== Directions ==
Take the listing and print it in full, exactly as given.

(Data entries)

····················

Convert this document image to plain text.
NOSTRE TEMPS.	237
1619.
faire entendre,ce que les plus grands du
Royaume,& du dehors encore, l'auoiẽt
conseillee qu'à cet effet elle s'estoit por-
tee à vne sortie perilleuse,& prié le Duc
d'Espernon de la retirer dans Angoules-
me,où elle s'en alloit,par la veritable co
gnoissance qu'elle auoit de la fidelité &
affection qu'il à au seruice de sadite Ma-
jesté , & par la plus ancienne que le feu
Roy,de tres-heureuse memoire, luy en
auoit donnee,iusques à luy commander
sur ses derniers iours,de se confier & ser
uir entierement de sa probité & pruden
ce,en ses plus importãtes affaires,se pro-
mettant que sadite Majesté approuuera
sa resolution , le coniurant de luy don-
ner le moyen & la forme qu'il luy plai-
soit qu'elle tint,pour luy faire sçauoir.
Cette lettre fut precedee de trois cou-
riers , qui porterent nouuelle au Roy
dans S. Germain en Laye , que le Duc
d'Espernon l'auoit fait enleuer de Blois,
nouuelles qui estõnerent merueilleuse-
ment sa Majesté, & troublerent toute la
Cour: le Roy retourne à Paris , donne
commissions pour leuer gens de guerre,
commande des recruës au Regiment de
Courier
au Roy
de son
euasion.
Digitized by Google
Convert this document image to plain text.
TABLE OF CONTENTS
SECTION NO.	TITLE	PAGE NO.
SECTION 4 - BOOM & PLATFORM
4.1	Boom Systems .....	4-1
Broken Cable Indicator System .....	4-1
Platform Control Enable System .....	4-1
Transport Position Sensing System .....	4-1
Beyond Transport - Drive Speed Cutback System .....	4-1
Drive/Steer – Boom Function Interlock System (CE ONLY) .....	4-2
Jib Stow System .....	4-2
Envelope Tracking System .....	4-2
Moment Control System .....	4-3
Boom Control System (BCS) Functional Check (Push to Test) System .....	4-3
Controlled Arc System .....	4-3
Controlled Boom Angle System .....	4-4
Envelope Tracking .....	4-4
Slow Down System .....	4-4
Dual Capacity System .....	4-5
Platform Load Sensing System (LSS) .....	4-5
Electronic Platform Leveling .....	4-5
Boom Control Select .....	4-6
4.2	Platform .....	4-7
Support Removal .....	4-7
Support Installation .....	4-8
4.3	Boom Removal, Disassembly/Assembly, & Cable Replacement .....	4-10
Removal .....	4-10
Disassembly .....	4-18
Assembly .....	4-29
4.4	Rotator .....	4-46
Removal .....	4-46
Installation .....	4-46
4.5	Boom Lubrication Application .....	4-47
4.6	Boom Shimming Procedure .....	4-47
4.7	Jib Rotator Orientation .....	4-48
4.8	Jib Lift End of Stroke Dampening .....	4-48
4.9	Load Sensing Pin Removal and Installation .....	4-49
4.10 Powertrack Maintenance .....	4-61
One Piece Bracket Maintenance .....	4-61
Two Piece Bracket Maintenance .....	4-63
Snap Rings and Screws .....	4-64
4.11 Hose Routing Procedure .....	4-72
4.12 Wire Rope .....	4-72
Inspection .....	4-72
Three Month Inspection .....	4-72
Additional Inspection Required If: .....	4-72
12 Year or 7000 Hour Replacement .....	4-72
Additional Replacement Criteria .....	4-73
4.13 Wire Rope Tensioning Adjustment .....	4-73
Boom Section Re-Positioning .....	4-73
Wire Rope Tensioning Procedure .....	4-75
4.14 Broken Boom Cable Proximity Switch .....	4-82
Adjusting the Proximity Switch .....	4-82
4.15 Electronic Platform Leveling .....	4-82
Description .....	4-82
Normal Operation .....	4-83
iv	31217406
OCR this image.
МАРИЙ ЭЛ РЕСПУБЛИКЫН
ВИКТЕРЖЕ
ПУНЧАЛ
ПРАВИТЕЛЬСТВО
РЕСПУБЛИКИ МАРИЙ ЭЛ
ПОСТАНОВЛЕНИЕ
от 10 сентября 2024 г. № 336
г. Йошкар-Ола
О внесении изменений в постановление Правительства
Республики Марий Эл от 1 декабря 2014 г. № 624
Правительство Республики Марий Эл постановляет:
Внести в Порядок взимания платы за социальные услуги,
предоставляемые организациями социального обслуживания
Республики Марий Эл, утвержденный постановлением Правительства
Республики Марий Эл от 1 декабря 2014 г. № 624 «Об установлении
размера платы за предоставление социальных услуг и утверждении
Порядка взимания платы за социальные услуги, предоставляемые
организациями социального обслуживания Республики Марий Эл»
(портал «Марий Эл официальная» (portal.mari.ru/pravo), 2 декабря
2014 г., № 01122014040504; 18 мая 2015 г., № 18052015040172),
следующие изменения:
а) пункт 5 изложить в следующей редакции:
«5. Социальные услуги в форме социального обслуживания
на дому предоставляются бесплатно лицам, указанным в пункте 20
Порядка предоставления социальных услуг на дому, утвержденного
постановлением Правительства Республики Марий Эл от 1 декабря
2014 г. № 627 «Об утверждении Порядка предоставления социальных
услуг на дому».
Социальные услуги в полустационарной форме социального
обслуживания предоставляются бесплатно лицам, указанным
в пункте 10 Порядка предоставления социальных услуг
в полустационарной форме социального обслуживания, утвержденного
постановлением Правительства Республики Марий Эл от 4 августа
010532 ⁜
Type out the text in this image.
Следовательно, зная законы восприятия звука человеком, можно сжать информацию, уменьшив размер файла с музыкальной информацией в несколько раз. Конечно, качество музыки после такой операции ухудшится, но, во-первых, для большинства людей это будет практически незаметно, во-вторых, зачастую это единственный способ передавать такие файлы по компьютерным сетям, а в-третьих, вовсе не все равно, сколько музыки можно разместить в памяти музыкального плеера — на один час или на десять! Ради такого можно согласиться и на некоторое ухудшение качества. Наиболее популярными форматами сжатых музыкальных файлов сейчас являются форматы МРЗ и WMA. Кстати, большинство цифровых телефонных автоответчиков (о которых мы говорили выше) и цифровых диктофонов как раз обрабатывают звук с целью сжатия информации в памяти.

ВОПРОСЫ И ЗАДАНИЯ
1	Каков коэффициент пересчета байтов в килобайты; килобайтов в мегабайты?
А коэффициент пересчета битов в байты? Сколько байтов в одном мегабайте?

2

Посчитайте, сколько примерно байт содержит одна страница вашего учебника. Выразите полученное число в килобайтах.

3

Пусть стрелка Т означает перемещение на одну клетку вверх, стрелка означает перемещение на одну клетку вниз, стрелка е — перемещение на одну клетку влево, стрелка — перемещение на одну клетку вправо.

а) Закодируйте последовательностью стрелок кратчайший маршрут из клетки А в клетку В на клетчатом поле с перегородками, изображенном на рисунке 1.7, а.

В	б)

····················

== Complete response ==
Convert this document image to plain text.
NOSTRE TEMPS.	237
1619.
faire entendre,ce que les plus grands du
Royaume,& du dehors encore, l'auoiẽt
conseillee qu'à cet effet elle s'estoit por-
tee à vne sortie perilleuse,& prié le Duc
d'Espernon de la retirer dans Angoules-
me,où elle s'en alloit,par la veritable co
gnoissance qu'elle auoit de la fidelité &
affection qu'il à au seruice de sadite Ma-
jesté , & par la plus ancienne que le feu
Roy,de tres-heureuse memoire, luy en
auoit donnee,iusques à luy commander
sur ses derniers iours,de se confier & ser
uir entierement de sa probité & pruden
ce,en ses plus importãtes affaires,se pro-
mettant que sadite Majesté approuuera
sa resolution , le coniurant de luy don-
ner le moyen & la forme qu'il luy plai-
soit qu'elle tint,pour luy faire sçauoir.
Cette lettre fut precedee de trois cou-
riers , qui porterent nouuelle au Roy
dans S. Germain en Laye , que le Duc
d'Espernon l'auoit fait enleuer de Blois,
nouuelles qui estõnerent merueilleuse-
ment sa Majesté, & troublerent toute la
Cour: le Roy retourne à Paris , donne
commissions pour leuer gens de guerre,
commande des recruës au Regiment de
Courier
au Roy
de son
euasion.
Digitized by Google
Convert this document image to plain text.
TABLE OF CONTENTS
SECTION NO.	TITLE	PAGE NO.
SECTION 4 - BOOM & PLATFORM
4.1	Boom Systems .....	4-1
Broken Cable Indicator System .....	4-1
Platform Control Enable System .....	4-1
Transport Position Sensing System .....	4-1
Beyond Transport - Drive Speed Cutback System .....	4-1
Drive/Steer – Boom Function Interlock System (CE ONLY) .....	4-2
Jib Stow System .....	4-2
Envelope Tracking System .....	4-2
Moment Control System .....	4-3
Boom Control System (BCS) Functional Check (Push to Test) System .....	4-3
Controlled Arc System .....	4-3
Controlled Boom Angle System .....	4-4
Envelope Tracking .....	4-4
Slow Down System .....	4-4
Dual Capacity System .....	4-5
Platform Load Sensing System (LSS) .....	4-5
Electronic Platform Leveling .....	4-5
Boom Control Select .....	4-6
4.2	Platform .....	4-7
Support Removal .....	4-7
Support Installation .....	4-8
4.3	Boom Removal, Disassembly/Assembly, & Cable Replacement .....	4-10
Removal .....	4-10
Disassembly .....	4-18
Assembly .....	4-29
4.4	Rotator .....	4-46
Removal .....	4-46
Installation .....	4-46
4.5	Boom Lubrication Application .....	4-47
4.6	Boom Shimming Procedure .....	4-47
4.7	Jib Rotator Orientation .....	4-48
4.8	Jib Lift End of Stroke Dampening .....	4-48
4.9	Load Sensing Pin Removal and Installation .....	4-49
4.10 Powertrack Maintenance .....	4-61
One Piece Bracket Maintenance .....	4-61
Two Piece Bracket Maintenance .....	4-63
Snap Rings and Screws .....	4-64
4.11 Hose Routing Procedure .....	4-72
4.12 Wire Rope .....	4-72
Inspection .....	4-72
Three Month Inspection .....	4-72
Additional Inspection Required If: .....	4-72
12 Year or 7000 Hour Replacement .....	4-72
Additional Replacement Criteria .....	4-73
4.13 Wire Rope Tensioning Adjustment .....	4-73
Boom Section Re-Positioning .....	4-73
Wire Rope Tensioning Procedure .....	4-75
4.14 Broken Boom Cable Proximity Switch .....	4-82
Adjusting the Proximity Switch .....	4-82
4.15 Electronic Platform Leveling .....	4-82
Description .....	4-82
Normal Operation .....	4-83
iv	31217406
OCR this image.
МАРИЙ ЭЛ РЕСПУБЛИКЫН
ВИКТЕРЖЕ
ПУНЧАЛ
ПРАВИТЕЛЬСТВО
РЕСПУБЛИКИ МАРИЙ ЭЛ
ПОСТАНОВЛЕНИЕ
от 10 сентября 2024 г. № 336
г. Йошкар-Ола
О внесении изменений в постановление Правительства
Республики Марий Эл от 1 декабря 2014 г. № 624
Правительство Республики Марий Эл постановляет:
Внести в Порядок взимания платы за социальные услуги,
предоставляемые организациями социального обслуживания
Республики Марий Эл, утвержденный постановлением Правительства
Республики Марий Эл от 1 декабря 2014 г. № 624 «Об установлении
размера платы за предоставление социальных услуг и утверждении
Порядка взимания платы за социальные услуги, предоставляемые
организациями социального обслуживания Республики Марий Эл»
(портал «Марий Эл официальная» (portal.mari.ru/pravo), 2 декабря
2014 г., № 01122014040504; 18 мая 2015 г., № 18052015040172),
следующие изменения:
а) пункт 5 изложить в следующей редакции:
«5. Социальные услуги в форме социального обслуживания
на дому предоставляются бесплатно лицам, указанным в пункте 20
Порядка предоставления социальных услуг на дому, утвержденного
постановлением Правительства Республики Марий Эл от 1 декабря
2014 г. № 627 «Об утверждении Порядка предоставления социальных
услуг на дому».
Социальные услуги в полустационарной форме социального
обслуживания предоставляются бесплатно лицам, указанным
в пункте 10 Порядка предоставления социальных услуг
в полустационарной форме социального обслуживания, утвержденного
постановлением Правительства Республики Марий Эл от 4 августа
010532 ⁜
Type out the text in this image.
Следовательно, зная законы восприятия звука человеком, можно сжать информацию, уменьшив размер файла с музыкальной информацией в несколько раз. Конечно, качество музыки после такой операции ухудшится, но, во-первых, для большинства людей это будет практически незаметно, во-вторых, зачастую это единственный способ передавать такие файлы по компьютерным сетям, а в-третьих, вовсе не все равно, сколько музыки можно разместить в памяти музыкального плеера — на один час или на десять! Ради такого можно согласиться и на некоторое ухудшение качества. Наиболее популярными форматами сжатых музыкальных файлов сейчас являются форматы МРЗ и WMA. Кстати, большинство цифровых телефонных автоответчиков (о которых мы говорили выше) и цифровых диктофонов как раз обрабатывают звук с целью сжатия информации в памяти.

ВОПРОСЫ И ЗАДАНИЯ
1	Каков коэффициент пересчета байтов в килобайты; килобайтов в мегабайты?
А коэффициент пересчета битов в байты? Сколько байтов в одном мегабайте?

2

Посчитайте, сколько примерно байт содержит одна страница вашего учебника. Выразите полученное число в килобайтах.

3

Пусть стрелка Т означает перемещение на одну клетку вверх, стрелка означает перемещение на одну клетку вниз, стрелка е — перемещение на одну клетку влево, стрелка — перемещение на одну клетку вправо.

а) Закодируйте последовательностью стрелок кратчайший маршрут из клетки А в клетку В на клетчатом поле с перегородками, изображенном на рисунке 1.7, а.

В	б)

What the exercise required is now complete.